[START]

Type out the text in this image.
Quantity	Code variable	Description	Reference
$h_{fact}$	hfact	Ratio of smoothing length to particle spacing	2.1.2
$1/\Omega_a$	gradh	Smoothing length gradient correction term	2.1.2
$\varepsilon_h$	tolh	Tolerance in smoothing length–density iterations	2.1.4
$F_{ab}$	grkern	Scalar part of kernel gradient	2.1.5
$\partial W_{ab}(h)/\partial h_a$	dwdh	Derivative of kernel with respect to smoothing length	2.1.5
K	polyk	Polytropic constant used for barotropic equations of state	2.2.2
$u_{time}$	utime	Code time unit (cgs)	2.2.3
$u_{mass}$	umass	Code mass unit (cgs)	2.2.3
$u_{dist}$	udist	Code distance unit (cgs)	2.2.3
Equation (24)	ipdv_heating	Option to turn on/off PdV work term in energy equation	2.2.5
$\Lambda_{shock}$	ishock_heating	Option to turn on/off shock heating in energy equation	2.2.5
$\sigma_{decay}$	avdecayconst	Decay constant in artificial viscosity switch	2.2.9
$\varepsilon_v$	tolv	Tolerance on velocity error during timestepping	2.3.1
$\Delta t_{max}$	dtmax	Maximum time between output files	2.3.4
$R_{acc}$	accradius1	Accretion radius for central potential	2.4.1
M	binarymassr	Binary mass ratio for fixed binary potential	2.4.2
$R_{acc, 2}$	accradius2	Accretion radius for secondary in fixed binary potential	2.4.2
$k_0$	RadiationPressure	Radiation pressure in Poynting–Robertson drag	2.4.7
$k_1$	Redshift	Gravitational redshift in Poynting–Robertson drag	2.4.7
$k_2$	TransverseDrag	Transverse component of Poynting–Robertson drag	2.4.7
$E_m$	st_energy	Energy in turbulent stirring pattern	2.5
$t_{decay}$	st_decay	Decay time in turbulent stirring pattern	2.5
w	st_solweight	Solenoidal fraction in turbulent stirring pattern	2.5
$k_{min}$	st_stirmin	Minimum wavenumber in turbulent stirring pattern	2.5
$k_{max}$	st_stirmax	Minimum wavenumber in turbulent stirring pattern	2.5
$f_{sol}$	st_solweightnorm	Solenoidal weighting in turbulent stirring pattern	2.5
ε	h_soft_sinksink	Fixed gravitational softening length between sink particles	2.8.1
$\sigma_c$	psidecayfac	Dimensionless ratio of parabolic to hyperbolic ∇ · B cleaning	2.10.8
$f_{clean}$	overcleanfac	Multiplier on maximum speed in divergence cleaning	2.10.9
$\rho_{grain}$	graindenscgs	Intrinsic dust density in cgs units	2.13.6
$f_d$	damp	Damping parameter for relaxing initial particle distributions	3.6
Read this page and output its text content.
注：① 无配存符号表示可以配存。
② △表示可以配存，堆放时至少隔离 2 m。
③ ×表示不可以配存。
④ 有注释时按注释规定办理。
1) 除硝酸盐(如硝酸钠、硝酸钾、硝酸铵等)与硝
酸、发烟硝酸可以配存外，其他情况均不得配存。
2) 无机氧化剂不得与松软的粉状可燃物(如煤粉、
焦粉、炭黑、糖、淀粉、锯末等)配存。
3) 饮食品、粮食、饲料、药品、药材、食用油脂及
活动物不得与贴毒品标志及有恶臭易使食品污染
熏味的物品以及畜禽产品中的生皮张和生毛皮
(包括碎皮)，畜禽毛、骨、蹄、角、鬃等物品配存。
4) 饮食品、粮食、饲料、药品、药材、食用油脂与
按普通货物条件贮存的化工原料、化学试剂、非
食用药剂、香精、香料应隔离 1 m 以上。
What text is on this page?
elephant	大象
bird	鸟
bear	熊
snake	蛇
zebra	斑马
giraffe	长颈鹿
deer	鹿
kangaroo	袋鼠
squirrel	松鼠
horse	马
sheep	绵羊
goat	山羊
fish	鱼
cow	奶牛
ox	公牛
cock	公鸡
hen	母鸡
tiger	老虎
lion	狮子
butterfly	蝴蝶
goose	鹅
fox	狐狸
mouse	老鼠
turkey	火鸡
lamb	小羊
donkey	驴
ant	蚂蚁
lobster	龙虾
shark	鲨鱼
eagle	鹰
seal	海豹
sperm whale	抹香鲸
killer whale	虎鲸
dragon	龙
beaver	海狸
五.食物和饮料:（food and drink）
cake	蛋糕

[END]

• EXERCISE AIM: Copy every record exactly as presented.

• SOLUTION FOR THIS EXERCISE:
Type out the text in this image.
Quantity	Code variable	Description	Reference
$h_{fact}$	hfact	Ratio of smoothing length to particle spacing	2.1.2
$1/\Omega_a$	gradh	Smoothing length gradient correction term	2.1.2
$\varepsilon_h$	tolh	Tolerance in smoothing length–density iterations	2.1.4
$F_{ab}$	grkern	Scalar part of kernel gradient	2.1.5
$\partial W_{ab}(h)/\partial h_a$	dwdh	Derivative of kernel with respect to smoothing length	2.1.5
K	polyk	Polytropic constant used for barotropic equations of state	2.2.2
$u_{time}$	utime	Code time unit (cgs)	2.2.3
$u_{mass}$	umass	Code mass unit (cgs)	2.2.3
$u_{dist}$	udist	Code distance unit (cgs)	2.2.3
Equation (24)	ipdv_heating	Option to turn on/off PdV work term in energy equation	2.2.5
$\Lambda_{shock}$	ishock_heating	Option to turn on/off shock heating in energy equation	2.2.5
$\sigma_{decay}$	avdecayconst	Decay constant in artificial viscosity switch	2.2.9
$\varepsilon_v$	tolv	Tolerance on velocity error during timestepping	2.3.1
$\Delta t_{max}$	dtmax	Maximum time between output files	2.3.4
$R_{acc}$	accradius1	Accretion radius for central potential	2.4.1
M	binarymassr	Binary mass ratio for fixed binary potential	2.4.2
$R_{acc, 2}$	accradius2	Accretion radius for secondary in fixed binary potential	2.4.2
$k_0$	RadiationPressure	Radiation pressure in Poynting–Robertson drag	2.4.7
$k_1$	Redshift	Gravitational redshift in Poynting–Robertson drag	2.4.7
$k_2$	TransverseDrag	Transverse component of Poynting–Robertson drag	2.4.7
$E_m$	st_energy	Energy in turbulent stirring pattern	2.5
$t_{decay}$	st_decay	Decay time in turbulent stirring pattern	2.5
w	st_solweight	Solenoidal fraction in turbulent stirring pattern	2.5
$k_{min}$	st_stirmin	Minimum wavenumber in turbulent stirring pattern	2.5
$k_{max}$	st_stirmax	Minimum wavenumber in turbulent stirring pattern	2.5
$f_{sol}$	st_solweightnorm	Solenoidal weighting in turbulent stirring pattern	2.5
ε	h_soft_sinksink	Fixed gravitational softening length between sink particles	2.8.1
$\sigma_c$	psidecayfac	Dimensionless ratio of parabolic to hyperbolic ∇ · B cleaning	2.10.8
$f_{clean}$	overcleanfac	Multiplier on maximum speed in divergence cleaning	2.10.9
$\rho_{grain}$	graindenscgs	Intrinsic dust density in cgs units	2.13.6
$f_d$	damp	Damping parameter for relaxing initial particle distributions	3.6
Read this page and output its text content.
注：① 无配存符号表示可以配存。
② △表示可以配存，堆放时至少隔离 2 m。
③ ×表示不可以配存。
④ 有注释时按注释规定办理。
1) 除硝酸盐(如硝酸钠、硝酸钾、硝酸铵等)与硝
酸、发烟硝酸可以配存外，其他情况均不得配存。
2) 无机氧化剂不得与松软的粉状可燃物(如煤粉、
焦粉、炭黑、糖、淀粉、锯末等)配存。
3) 饮食品、粮食、饲料、药品、药材、食用油脂及
活动物不得与贴毒品标志及有恶臭易使食品污染
熏味的物品以及畜禽产品中的生皮张和生毛皮
(包括碎皮)，畜禽毛、骨、蹄、角、鬃等物品配存。
4) 饮食品、粮食、饲料、药品、药材、食用油脂与
按普通货物条件贮存的化工原料、化学试剂、非
食用药剂、香精、香料应隔离 1 m 以上。
What text is on this page?
elephant	大象
bird	鸟
bear	熊
snake	蛇
zebra	斑马
giraffe	长颈鹿
deer	鹿
kangaroo	袋鼠
squirrel	松鼠
horse	马
sheep	绵羊
goat	山羊
fish	鱼
cow	奶牛
ox	公牛
cock	公鸡
hen	母鸡
tiger	老虎
lion	狮子
butterfly	蝴蝶
goose	鹅
fox	狐狸
mouse	老鼠
turkey	火鸡
lamb	小羊
donkey	驴
ant	蚂蚁
lobster	龙虾
shark	鲨鱼
eagle	鹰
seal	海豹
sperm whale	抹香鲸
killer whale	虎鲸
dragon	龙
beaver	海狸
五.食物和饮料:（food and drink）
cake	蛋糕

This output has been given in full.